Determine which lines of the records include the word "center", and copy them.

INFORMATION SHOWN:
----
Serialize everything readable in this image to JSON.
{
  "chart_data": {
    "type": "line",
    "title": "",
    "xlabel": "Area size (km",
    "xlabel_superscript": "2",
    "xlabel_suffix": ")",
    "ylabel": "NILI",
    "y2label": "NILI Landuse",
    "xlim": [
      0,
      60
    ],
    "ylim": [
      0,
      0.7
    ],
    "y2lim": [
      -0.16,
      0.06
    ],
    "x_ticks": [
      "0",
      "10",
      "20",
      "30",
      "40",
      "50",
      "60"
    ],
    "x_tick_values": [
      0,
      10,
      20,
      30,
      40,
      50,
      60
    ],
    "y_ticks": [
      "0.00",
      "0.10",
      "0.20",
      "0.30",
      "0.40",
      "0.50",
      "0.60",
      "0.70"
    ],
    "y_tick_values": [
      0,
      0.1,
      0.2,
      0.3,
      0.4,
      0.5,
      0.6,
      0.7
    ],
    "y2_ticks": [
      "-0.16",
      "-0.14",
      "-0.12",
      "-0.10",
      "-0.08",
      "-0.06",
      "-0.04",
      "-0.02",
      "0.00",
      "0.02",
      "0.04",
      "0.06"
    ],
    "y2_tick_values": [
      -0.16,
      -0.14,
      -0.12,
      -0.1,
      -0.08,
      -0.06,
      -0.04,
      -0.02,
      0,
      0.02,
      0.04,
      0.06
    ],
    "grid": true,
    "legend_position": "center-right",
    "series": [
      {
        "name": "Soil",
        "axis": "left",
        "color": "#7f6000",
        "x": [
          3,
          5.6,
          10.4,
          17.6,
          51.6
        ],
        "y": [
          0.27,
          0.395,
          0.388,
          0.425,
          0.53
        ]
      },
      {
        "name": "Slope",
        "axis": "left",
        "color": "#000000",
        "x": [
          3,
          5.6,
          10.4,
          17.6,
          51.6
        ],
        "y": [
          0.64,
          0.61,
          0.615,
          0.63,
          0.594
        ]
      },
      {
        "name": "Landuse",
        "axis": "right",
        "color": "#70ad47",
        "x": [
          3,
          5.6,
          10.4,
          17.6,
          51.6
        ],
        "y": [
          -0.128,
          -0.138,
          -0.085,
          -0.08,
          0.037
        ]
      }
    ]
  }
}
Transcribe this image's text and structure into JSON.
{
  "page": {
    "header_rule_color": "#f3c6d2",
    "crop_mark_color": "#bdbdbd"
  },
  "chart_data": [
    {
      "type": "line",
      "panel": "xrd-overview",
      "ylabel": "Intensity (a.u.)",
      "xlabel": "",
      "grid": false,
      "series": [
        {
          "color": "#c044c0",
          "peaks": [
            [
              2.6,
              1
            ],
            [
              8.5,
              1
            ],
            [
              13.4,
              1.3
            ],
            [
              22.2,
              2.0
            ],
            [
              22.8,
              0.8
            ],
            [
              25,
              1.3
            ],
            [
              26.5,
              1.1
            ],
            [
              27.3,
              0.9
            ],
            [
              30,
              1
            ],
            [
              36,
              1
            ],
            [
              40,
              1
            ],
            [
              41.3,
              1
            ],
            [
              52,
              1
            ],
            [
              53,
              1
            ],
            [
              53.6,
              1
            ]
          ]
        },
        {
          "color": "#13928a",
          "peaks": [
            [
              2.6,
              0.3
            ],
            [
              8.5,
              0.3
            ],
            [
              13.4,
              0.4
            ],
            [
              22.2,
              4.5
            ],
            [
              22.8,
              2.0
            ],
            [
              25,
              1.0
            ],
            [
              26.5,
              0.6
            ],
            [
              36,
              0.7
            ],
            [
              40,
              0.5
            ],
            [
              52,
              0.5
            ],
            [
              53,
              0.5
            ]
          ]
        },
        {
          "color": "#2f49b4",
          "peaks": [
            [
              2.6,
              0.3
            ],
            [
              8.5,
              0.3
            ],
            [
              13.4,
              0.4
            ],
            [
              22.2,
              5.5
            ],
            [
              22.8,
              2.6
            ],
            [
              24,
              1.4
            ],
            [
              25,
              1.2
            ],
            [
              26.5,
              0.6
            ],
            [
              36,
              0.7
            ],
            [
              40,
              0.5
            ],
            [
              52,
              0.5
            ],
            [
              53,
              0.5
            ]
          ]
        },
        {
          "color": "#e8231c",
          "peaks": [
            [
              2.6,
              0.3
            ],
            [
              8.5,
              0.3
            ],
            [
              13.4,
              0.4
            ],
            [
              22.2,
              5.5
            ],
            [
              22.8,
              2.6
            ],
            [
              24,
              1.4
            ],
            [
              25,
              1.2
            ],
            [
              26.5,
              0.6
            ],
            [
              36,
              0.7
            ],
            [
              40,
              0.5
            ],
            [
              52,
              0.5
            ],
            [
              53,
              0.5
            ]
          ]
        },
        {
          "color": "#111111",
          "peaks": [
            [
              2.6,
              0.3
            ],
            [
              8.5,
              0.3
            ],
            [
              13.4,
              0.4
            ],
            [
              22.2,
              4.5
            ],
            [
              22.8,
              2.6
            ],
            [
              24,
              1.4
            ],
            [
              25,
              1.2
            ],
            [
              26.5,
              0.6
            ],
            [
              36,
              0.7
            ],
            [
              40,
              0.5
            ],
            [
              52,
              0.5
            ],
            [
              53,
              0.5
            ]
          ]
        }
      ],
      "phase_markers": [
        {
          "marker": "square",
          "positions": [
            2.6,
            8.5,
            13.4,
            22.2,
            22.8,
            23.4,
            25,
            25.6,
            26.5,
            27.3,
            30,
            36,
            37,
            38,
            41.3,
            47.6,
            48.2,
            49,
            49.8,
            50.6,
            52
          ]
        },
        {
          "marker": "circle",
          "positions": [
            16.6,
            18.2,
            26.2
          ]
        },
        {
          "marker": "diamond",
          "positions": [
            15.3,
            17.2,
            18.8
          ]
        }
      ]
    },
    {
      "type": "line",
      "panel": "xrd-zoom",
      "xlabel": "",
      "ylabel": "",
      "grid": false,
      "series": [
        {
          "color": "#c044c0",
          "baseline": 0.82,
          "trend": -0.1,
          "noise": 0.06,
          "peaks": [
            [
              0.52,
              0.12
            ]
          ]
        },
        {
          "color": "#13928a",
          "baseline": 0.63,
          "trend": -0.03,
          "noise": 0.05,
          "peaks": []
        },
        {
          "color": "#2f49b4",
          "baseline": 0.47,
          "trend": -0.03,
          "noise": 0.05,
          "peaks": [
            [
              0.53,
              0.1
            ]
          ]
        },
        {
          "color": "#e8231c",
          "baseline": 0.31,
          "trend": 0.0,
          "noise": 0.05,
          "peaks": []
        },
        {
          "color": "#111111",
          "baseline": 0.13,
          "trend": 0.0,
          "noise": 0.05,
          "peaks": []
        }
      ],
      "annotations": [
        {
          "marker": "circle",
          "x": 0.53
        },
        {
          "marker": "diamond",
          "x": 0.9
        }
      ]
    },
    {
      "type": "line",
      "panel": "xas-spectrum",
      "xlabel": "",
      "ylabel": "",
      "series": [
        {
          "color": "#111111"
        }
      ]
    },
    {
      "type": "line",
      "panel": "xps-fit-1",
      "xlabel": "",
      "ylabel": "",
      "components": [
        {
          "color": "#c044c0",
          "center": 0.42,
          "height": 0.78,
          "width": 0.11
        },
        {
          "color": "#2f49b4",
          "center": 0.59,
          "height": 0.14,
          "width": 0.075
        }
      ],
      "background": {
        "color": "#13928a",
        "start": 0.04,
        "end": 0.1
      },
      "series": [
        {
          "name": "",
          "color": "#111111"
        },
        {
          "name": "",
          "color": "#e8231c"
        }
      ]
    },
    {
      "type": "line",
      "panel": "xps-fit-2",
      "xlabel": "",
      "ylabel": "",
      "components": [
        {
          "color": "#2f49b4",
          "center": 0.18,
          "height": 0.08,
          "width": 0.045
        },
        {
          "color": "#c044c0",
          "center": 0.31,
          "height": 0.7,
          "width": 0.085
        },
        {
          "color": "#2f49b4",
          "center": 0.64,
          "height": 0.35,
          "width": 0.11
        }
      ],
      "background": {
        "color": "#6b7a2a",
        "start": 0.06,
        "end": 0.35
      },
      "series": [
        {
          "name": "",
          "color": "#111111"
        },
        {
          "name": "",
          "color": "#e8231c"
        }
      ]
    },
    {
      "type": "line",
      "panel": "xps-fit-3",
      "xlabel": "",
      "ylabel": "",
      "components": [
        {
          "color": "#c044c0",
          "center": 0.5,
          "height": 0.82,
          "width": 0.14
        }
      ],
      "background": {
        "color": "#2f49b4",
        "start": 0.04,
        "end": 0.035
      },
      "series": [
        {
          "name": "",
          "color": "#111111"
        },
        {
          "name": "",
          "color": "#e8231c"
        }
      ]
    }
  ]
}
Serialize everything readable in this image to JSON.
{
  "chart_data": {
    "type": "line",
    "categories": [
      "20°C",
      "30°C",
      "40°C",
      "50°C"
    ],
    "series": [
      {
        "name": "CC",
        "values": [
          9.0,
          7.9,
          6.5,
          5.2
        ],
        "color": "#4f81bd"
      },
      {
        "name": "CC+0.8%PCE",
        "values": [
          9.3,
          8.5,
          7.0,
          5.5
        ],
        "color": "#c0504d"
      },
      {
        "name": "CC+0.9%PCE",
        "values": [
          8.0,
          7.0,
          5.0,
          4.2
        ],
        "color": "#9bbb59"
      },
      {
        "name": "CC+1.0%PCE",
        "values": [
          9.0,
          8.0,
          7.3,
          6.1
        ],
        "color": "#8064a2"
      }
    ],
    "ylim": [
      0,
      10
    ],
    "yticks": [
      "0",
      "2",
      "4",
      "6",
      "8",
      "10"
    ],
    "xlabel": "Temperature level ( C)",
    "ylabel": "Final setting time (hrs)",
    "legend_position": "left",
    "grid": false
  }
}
----
ANSWER TO THE TASK:
    "legend_position": "center-right",
          "center": 0.42,
          "center": 0.59,
          "center": 0.18,
          "center": 0.31,
          "center": 0.64,
          "center": 0.5,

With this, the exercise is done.